>> start Task data

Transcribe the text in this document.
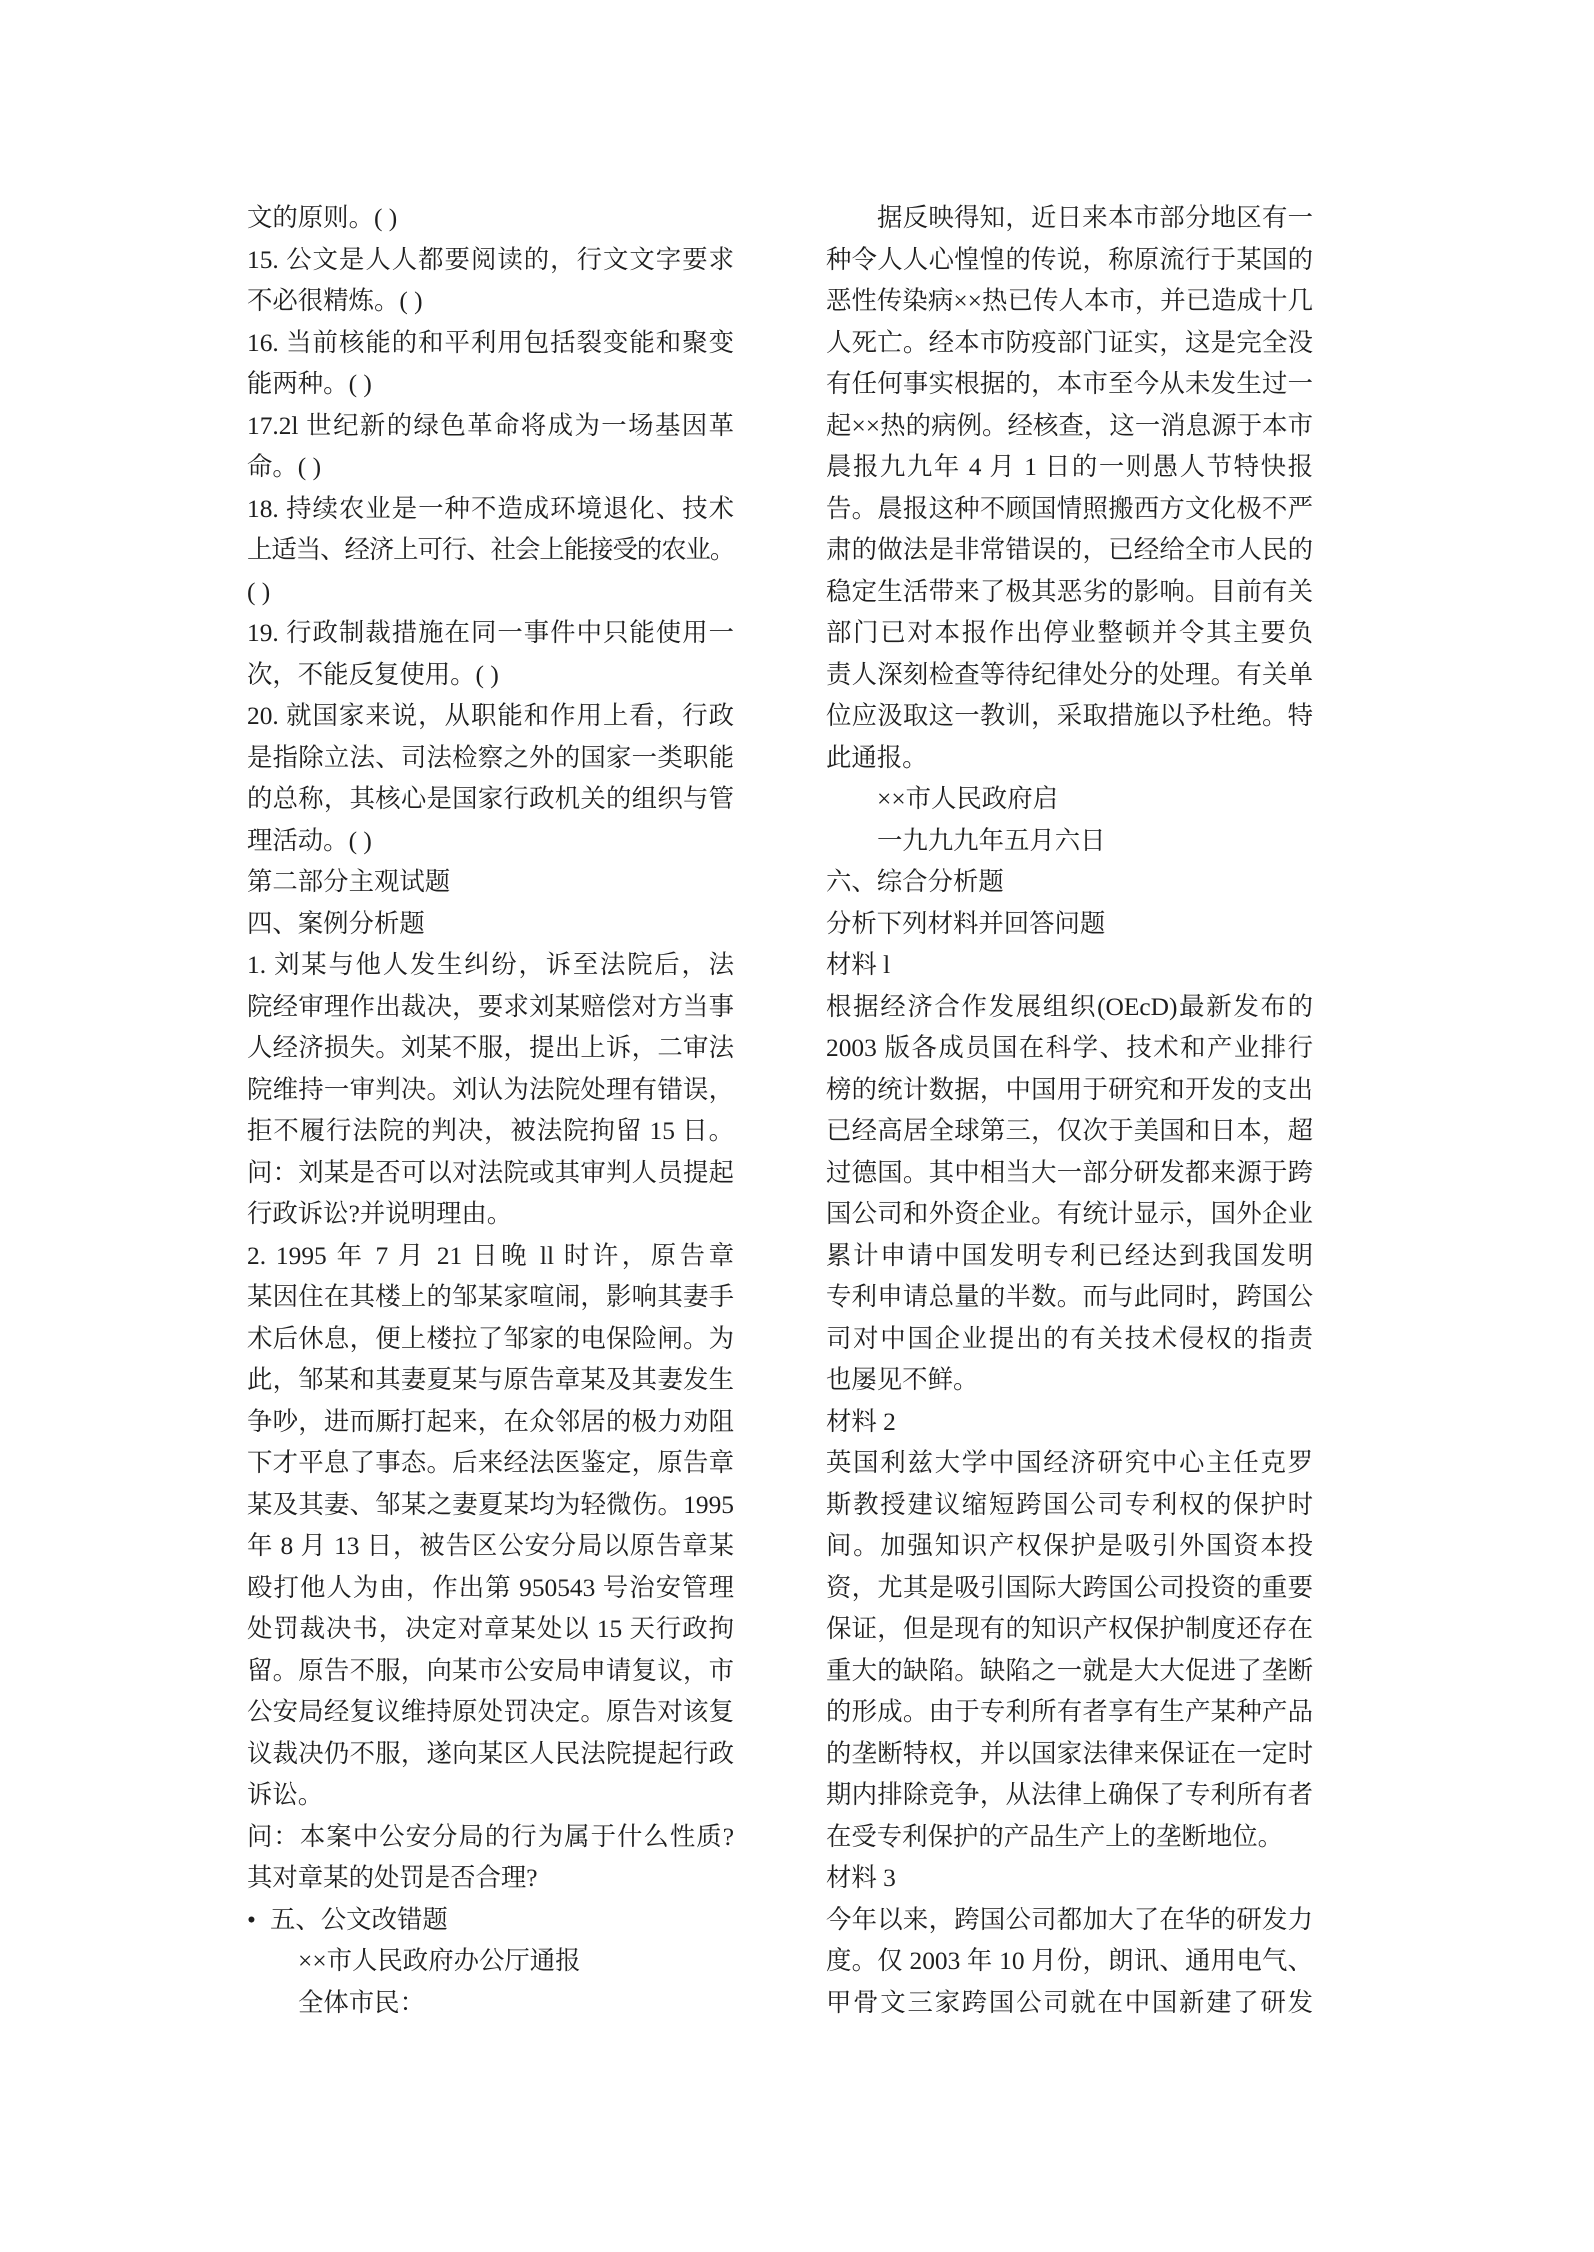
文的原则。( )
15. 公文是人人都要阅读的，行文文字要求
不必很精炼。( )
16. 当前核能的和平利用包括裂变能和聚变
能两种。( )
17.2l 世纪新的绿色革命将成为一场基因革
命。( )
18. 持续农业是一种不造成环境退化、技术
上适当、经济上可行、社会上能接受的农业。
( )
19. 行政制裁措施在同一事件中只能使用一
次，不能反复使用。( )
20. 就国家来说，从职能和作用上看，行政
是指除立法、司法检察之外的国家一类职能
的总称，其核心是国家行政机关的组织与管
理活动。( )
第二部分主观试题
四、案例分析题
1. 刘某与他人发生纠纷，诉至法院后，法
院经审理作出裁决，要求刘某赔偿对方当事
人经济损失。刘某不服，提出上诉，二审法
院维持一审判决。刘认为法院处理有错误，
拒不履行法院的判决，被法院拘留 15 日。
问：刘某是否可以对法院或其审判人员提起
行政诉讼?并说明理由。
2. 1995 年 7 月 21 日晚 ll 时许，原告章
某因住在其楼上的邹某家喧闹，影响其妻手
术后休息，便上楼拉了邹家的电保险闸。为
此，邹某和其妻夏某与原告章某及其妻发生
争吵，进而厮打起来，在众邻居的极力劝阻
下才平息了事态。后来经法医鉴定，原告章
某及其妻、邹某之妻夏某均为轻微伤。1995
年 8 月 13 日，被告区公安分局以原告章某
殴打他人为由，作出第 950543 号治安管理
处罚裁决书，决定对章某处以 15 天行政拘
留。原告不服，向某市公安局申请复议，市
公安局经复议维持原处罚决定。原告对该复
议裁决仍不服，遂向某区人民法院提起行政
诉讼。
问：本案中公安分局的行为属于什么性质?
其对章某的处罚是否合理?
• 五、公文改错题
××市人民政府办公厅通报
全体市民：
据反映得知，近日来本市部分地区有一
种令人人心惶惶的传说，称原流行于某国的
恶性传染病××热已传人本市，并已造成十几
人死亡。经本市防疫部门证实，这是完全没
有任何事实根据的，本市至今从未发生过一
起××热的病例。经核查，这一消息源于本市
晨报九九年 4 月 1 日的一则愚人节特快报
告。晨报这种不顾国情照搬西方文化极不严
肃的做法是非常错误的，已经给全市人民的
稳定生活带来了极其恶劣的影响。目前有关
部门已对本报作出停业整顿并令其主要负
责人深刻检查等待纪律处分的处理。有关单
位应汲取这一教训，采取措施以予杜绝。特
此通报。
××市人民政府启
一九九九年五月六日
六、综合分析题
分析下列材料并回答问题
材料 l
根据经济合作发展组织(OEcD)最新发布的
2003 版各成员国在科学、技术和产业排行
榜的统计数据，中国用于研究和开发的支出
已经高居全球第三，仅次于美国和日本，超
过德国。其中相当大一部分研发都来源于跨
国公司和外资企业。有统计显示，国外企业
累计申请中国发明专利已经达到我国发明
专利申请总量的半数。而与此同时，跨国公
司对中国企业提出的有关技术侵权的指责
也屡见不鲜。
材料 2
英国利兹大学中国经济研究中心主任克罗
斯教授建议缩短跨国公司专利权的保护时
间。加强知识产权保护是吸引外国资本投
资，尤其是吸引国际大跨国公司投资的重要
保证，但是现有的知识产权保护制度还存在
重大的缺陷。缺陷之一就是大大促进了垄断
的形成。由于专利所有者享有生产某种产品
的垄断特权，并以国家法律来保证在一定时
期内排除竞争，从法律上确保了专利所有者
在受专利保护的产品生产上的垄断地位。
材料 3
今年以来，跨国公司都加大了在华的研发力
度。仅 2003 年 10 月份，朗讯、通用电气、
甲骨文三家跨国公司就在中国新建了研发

>> end Task data
>> start Task data

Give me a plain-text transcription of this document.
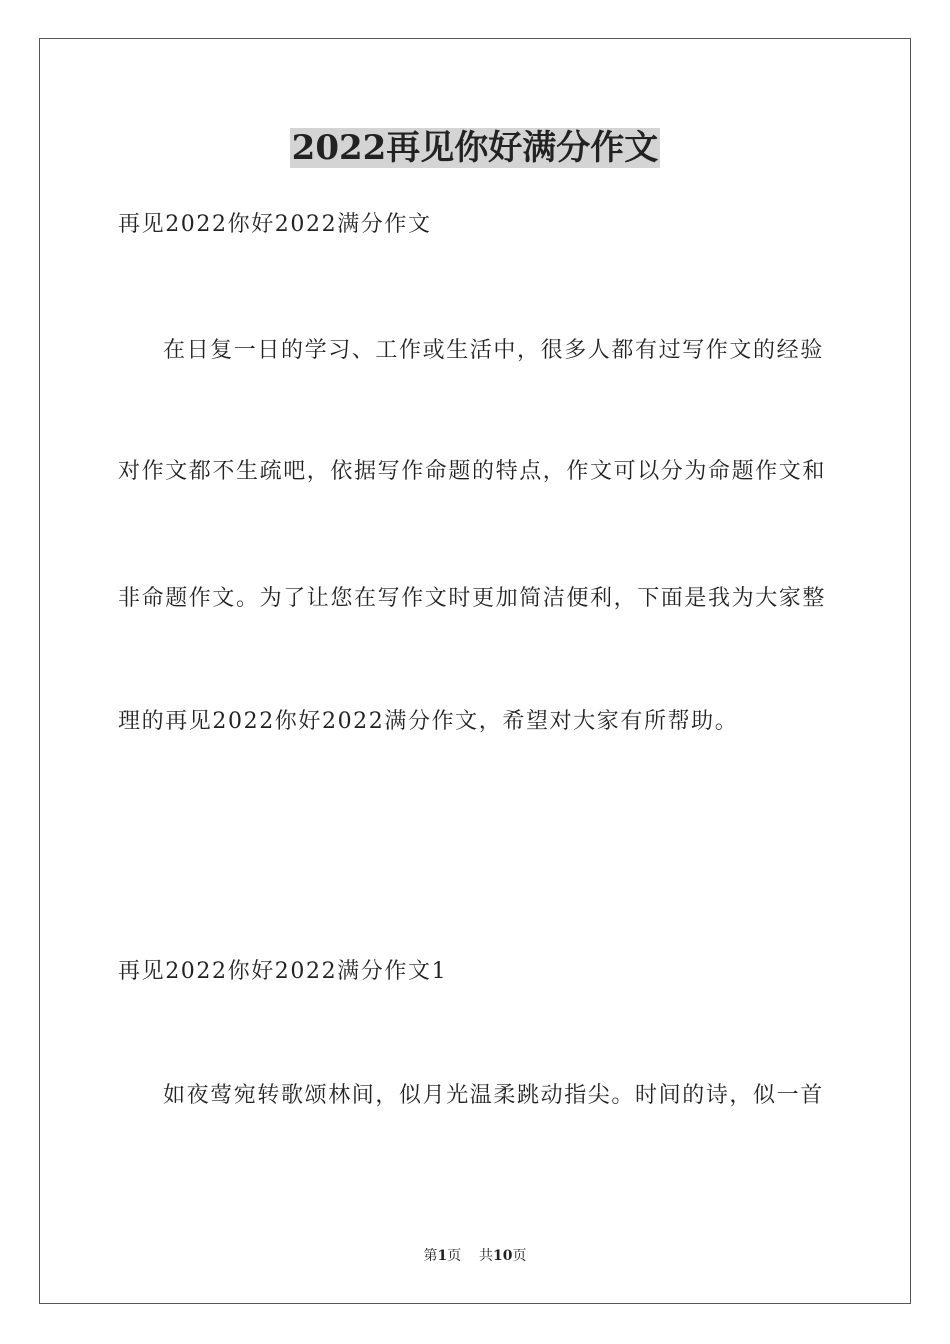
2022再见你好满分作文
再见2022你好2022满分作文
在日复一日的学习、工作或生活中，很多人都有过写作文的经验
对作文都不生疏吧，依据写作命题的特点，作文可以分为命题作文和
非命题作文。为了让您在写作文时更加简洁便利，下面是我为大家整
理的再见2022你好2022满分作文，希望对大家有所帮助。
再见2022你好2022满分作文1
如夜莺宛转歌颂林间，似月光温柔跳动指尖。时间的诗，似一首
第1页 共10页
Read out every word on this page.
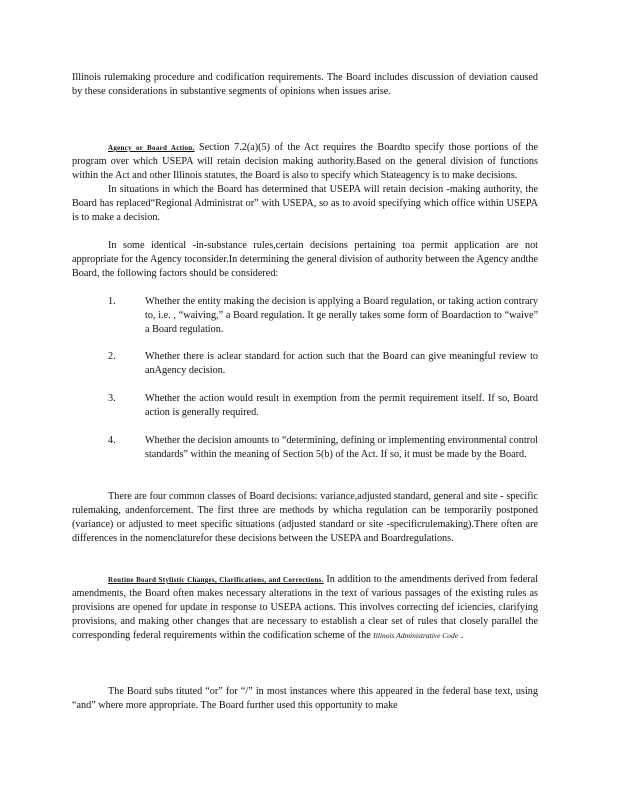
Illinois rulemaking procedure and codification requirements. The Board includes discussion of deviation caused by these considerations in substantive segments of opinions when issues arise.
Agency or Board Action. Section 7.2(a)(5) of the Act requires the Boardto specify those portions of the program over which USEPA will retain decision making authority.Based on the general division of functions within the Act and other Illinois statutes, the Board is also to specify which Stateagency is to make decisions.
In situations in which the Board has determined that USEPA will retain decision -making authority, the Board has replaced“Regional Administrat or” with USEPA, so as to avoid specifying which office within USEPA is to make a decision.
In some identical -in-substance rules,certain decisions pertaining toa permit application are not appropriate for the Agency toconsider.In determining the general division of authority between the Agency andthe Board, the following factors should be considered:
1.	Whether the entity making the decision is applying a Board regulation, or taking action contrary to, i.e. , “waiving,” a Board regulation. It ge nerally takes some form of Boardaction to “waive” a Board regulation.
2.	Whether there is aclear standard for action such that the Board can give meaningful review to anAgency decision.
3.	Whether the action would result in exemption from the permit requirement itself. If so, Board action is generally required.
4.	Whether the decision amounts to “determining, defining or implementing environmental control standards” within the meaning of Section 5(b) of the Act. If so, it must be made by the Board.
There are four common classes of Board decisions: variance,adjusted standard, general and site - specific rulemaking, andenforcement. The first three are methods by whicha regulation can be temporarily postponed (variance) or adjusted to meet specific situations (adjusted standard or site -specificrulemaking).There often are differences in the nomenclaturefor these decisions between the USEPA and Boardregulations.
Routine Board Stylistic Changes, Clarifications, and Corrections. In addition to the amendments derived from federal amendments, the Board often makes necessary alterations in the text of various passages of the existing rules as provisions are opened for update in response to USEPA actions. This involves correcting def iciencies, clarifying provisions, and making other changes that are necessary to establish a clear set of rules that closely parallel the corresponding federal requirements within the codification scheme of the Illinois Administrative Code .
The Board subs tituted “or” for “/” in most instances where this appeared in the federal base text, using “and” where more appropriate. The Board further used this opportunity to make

>> end Task data

Your task: What is the number of lines in the records above that include the word "document"? Reply with that number and nothing more.

Full solution: 2